→ What is needed
Exactly as given, repeat all of the entries.

→ Records supplied
[start]

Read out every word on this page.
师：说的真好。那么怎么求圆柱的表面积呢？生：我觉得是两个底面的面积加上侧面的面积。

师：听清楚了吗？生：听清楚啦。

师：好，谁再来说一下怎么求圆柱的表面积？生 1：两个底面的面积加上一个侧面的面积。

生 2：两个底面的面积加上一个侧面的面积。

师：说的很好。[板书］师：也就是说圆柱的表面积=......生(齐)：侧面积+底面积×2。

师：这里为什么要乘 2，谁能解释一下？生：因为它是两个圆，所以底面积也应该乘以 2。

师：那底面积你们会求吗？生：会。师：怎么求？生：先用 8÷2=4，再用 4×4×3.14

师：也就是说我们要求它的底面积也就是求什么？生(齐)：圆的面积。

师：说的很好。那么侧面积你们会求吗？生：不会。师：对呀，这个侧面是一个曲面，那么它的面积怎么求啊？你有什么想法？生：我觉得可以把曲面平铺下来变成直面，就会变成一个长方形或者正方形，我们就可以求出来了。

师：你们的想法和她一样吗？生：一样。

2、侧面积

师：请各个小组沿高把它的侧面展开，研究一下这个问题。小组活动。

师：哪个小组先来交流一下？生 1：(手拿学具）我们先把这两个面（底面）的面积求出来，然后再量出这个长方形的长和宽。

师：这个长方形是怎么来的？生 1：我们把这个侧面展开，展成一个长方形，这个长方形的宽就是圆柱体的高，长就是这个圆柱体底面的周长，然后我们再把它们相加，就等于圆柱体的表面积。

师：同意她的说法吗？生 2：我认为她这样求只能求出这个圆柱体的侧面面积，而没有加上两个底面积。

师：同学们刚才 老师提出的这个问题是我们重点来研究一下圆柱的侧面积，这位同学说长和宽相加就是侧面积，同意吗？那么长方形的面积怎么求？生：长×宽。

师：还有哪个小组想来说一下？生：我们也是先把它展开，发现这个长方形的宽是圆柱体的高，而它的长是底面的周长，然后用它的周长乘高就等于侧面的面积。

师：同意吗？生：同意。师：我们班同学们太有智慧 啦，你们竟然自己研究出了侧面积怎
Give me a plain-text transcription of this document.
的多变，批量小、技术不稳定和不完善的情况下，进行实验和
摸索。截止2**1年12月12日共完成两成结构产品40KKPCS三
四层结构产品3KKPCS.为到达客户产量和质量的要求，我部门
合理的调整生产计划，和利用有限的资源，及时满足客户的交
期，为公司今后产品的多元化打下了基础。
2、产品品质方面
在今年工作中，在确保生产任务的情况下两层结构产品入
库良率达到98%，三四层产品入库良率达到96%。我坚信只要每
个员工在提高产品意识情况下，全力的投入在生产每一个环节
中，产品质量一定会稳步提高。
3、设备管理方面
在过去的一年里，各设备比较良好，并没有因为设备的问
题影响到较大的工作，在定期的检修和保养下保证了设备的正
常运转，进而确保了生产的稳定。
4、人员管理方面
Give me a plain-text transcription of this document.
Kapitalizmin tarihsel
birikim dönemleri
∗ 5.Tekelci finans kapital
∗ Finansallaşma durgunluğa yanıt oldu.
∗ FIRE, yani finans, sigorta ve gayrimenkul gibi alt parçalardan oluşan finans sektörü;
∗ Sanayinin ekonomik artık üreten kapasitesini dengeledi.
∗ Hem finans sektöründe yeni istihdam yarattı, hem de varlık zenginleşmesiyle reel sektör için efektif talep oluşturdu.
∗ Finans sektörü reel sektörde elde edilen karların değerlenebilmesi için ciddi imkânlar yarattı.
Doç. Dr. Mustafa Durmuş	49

[end]

→ Solution
Read out every word on this page.
师：说的真好。那么怎么求圆柱的表面积呢？生：我觉得是两个底面的面积加上侧面的面积。

师：听清楚了吗？生：听清楚啦。

师：好，谁再来说一下怎么求圆柱的表面积？生 1：两个底面的面积加上一个侧面的面积。

生 2：两个底面的面积加上一个侧面的面积。

师：说的很好。[板书］师：也就是说圆柱的表面积=......生(齐)：侧面积+底面积×2。

师：这里为什么要乘 2，谁能解释一下？生：因为它是两个圆，所以底面积也应该乘以 2。

师：那底面积你们会求吗？生：会。师：怎么求？生：先用 8÷2=4，再用 4×4×3.14

师：也就是说我们要求它的底面积也就是求什么？生(齐)：圆的面积。

师：说的很好。那么侧面积你们会求吗？生：不会。师：对呀，这个侧面是一个曲面，那么它的面积怎么求啊？你有什么想法？生：我觉得可以把曲面平铺下来变成直面，就会变成一个长方形或者正方形，我们就可以求出来了。

师：你们的想法和她一样吗？生：一样。

2、侧面积

师：请各个小组沿高把它的侧面展开，研究一下这个问题。小组活动。

师：哪个小组先来交流一下？生 1：(手拿学具）我们先把这两个面（底面）的面积求出来，然后再量出这个长方形的长和宽。

师：这个长方形是怎么来的？生 1：我们把这个侧面展开，展成一个长方形，这个长方形的宽就是圆柱体的高，长就是这个圆柱体底面的周长，然后我们再把它们相加，就等于圆柱体的表面积。

师：同意她的说法吗？生 2：我认为她这样求只能求出这个圆柱体的侧面面积，而没有加上两个底面积。

师：同学们刚才 老师提出的这个问题是我们重点来研究一下圆柱的侧面积，这位同学说长和宽相加就是侧面积，同意吗？那么长方形的面积怎么求？生：长×宽。

师：还有哪个小组想来说一下？生：我们也是先把它展开，发现这个长方形的宽是圆柱体的高，而它的长是底面的周长，然后用它的周长乘高就等于侧面的面积。

师：同意吗？生：同意。师：我们班同学们太有智慧 啦，你们竟然自己研究出了侧面积怎
Give me a plain-text transcription of this document.
的多变，批量小、技术不稳定和不完善的情况下，进行实验和
摸索。截止2**1年12月12日共完成两成结构产品40KKPCS三
四层结构产品3KKPCS.为到达客户产量和质量的要求，我部门
合理的调整生产计划，和利用有限的资源，及时满足客户的交
期，为公司今后产品的多元化打下了基础。
2、产品品质方面
在今年工作中，在确保生产任务的情况下两层结构产品入
库良率达到98%，三四层产品入库良率达到96%。我坚信只要每
个员工在提高产品意识情况下，全力的投入在生产每一个环节
中，产品质量一定会稳步提高。
3、设备管理方面
在过去的一年里，各设备比较良好，并没有因为设备的问
题影响到较大的工作，在定期的检修和保养下保证了设备的正
常运转，进而确保了生产的稳定。
4、人员管理方面
Give me a plain-text transcription of this document.
Kapitalizmin tarihsel
birikim dönemleri
∗ 5.Tekelci finans kapital
∗ Finansallaşma durgunluğa yanıt oldu.
∗ FIRE, yani finans, sigorta ve gayrimenkul gibi alt parçalardan oluşan finans sektörü;
∗ Sanayinin ekonomik artık üreten kapasitesini dengeledi.
∗ Hem finans sektöründe yeni istihdam yarattı, hem de varlık zenginleşmesiyle reel sektör için efektif talep oluşturdu.
∗ Finans sektörü reel sektörde elde edilen karların değerlenebilmesi için ciddi imkânlar yarattı.
Doç. Dr. Mustafa Durmuş	49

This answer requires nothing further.